Text block |
    These people would still deny even stellar evolution while the sun was going red giant and swallowing the planet. Thankfully, none would have to tolerate any such that somehow survived that long, as insolation only increases and the atmosphere and water will be long, long gone by the time Sol goes red giant.

  9. nomdeplume says

    This guy would be extreme even by the standards of AiG! Takes an extraordinary suspension of disbelief to think that a sentence written in an old manuscript is a “command” for humanity!

  10. Artor says

    Let’s all take comfort in the one prayer that seems to get answered on a daily basis: the one articulated by Voltaire in 1767.

  11. Matt G says

    When you start out with an appeal to authority, you really have nowhere to go but down.

  12. Pierce R. Butler says

    Some fruit lies so low it drags on the ground, and gets filled up with bugs and bacteria.

  13. Rob Grigjanis says

    René @10: ‘mate’ isn’t necessarily (or, indeed, usually) a term of endearment or familiarity. That would be ‘matey’.

    Still, it could be worse. In the SW of England, you might be called ‘lover’ by complete strangers.

  14. whheydt says

    Re: birgerjohansen @ #4…
    I don’t know about “forever”, but my wife and I stayed close right up until her untimely death and I still miss her more than I can express.

  15. birgerjohansson says

    Whheydt @ 19
    A few couples get to enjoy lifelong love. The rest of us can only hope for it. I am very sorry for your loss.

  16. John Morales says

    How about some low-lying fruit for a light afternoon snack?

    <checks offering>

    Nah. Mushy, bland and tasteless. Wormy.

  17. says

    “These do not guide consciously the process of genetic traits or modifications.”
    Pardon me, but no fucking shit. At no point has the theory of evolution EVER asserted “conscious guidance”. Jesus Fuckng Christ. That’s the whole point. We found mechanisms that explain biological diversity WITHOUT any “consciousness” to “guide” evolution. The point flew over the dude’s head so far up that it could have waved at the ISS if it had hands.

  18. says

    Would any of us even bother with this twit if he hadn’t called himself “Natural Theist?” That’s the only thing I see that stands out about him.

  19. wzrd1 says

    I’ve been to a natural museum and saw fairly mundane, ordinary creatures on display alongside exotic organisms. The exotic exhibits didn’t render the ordinary, mundane specimens invalid, both should be on display.

Records supplied |
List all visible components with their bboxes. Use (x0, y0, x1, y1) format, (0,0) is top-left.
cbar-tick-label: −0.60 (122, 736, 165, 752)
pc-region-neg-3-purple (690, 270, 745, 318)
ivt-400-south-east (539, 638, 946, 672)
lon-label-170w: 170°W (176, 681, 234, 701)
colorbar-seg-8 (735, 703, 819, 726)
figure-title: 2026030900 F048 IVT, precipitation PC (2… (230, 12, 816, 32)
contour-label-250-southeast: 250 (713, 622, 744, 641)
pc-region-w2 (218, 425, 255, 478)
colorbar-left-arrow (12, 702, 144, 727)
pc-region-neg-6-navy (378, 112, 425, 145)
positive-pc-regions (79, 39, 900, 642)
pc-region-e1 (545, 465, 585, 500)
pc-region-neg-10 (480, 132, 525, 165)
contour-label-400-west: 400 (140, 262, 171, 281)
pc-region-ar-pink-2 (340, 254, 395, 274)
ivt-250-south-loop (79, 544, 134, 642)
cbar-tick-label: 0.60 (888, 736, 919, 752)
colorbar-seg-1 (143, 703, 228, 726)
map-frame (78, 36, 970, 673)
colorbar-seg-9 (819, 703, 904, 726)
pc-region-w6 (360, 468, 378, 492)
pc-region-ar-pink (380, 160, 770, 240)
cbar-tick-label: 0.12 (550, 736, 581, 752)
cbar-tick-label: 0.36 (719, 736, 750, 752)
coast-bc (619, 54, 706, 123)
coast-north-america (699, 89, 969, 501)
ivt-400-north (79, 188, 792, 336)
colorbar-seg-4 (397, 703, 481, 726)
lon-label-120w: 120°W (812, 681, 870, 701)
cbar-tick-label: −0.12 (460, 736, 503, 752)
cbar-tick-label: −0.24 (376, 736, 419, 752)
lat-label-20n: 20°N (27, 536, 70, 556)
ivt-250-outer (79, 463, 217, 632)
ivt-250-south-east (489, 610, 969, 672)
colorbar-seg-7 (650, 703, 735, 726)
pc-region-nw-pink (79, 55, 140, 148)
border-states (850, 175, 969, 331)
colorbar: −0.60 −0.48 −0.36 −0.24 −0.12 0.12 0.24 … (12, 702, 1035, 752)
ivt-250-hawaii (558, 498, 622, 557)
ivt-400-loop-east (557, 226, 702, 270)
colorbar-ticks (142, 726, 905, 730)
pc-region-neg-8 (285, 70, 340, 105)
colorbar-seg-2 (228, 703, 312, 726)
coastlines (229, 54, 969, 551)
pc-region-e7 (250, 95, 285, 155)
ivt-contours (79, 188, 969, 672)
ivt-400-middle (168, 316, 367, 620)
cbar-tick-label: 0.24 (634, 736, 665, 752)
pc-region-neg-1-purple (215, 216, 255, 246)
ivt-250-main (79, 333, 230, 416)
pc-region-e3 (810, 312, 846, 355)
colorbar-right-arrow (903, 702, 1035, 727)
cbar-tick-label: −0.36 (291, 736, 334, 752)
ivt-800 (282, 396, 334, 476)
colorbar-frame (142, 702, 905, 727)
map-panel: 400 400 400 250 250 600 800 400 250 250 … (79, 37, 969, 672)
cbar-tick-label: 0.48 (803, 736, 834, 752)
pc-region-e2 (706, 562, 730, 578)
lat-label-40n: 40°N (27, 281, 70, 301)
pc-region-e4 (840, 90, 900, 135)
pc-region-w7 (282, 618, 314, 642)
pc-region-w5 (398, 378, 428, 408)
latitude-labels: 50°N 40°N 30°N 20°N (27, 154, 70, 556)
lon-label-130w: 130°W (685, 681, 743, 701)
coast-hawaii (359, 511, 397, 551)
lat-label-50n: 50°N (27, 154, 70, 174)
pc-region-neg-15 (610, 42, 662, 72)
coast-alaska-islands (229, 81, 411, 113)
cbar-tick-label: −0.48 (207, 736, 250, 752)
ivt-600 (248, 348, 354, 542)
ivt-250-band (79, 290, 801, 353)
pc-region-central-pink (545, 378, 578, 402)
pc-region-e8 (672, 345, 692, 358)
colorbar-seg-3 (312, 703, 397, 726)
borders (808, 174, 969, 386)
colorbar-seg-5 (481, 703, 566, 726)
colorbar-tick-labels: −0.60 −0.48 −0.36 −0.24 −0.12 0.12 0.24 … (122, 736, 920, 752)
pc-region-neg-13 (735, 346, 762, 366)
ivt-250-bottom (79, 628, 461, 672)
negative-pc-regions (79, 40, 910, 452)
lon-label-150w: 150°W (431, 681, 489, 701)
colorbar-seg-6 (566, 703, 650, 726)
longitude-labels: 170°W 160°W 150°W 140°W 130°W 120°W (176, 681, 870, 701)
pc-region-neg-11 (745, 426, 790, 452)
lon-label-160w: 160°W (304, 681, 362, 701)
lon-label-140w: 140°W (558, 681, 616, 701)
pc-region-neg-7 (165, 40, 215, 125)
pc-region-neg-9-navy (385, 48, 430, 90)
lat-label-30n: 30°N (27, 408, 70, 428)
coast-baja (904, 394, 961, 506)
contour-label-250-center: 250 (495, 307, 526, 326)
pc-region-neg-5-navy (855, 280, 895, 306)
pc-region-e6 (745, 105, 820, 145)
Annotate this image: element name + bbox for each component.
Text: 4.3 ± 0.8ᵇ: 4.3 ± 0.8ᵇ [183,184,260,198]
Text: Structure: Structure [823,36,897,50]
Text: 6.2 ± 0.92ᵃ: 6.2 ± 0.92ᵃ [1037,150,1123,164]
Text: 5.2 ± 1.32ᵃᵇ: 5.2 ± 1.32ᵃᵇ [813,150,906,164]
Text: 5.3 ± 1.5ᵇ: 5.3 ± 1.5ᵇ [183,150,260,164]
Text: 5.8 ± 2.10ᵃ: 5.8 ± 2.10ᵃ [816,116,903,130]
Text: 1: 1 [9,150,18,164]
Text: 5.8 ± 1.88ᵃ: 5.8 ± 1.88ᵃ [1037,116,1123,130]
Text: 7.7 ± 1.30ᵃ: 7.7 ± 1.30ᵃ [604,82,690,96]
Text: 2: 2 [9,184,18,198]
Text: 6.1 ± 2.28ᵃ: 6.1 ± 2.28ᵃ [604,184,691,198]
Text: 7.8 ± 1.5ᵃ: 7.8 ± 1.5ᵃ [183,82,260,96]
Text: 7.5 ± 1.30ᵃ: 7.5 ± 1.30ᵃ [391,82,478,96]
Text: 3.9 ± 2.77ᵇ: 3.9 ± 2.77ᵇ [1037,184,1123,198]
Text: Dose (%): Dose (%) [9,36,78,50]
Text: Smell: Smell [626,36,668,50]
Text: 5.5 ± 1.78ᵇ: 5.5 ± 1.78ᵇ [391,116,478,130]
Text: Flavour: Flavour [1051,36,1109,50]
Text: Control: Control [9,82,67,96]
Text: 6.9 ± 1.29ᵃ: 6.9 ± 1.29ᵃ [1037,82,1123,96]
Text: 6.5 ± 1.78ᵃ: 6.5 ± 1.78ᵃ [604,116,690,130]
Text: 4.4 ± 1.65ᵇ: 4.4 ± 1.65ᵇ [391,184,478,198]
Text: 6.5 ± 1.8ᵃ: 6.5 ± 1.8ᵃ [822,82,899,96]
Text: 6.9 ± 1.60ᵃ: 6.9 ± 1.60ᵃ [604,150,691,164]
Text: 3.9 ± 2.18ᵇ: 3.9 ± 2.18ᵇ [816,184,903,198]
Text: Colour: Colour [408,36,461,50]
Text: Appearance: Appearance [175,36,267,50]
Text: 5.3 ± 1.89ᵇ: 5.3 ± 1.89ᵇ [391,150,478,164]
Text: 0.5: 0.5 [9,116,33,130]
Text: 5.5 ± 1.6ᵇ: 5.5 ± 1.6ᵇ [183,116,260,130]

Apply what you read |
1) According to the comment thread, what might complete strangers call you in the SW of England?
2) Reproduce word for word the passage of the comment thread between "14. whheydt says" and "I can express.", inclusive.
The data have no connection to the comment thread.

Task-by-task results |
1) They might call you "lover."

2)
14. whheydt says

    Re: birgerjohansen @ #4…
    I don’t know about “forever”, but my wife and I stayed close right up until her untimely death and I still miss her more than I can express.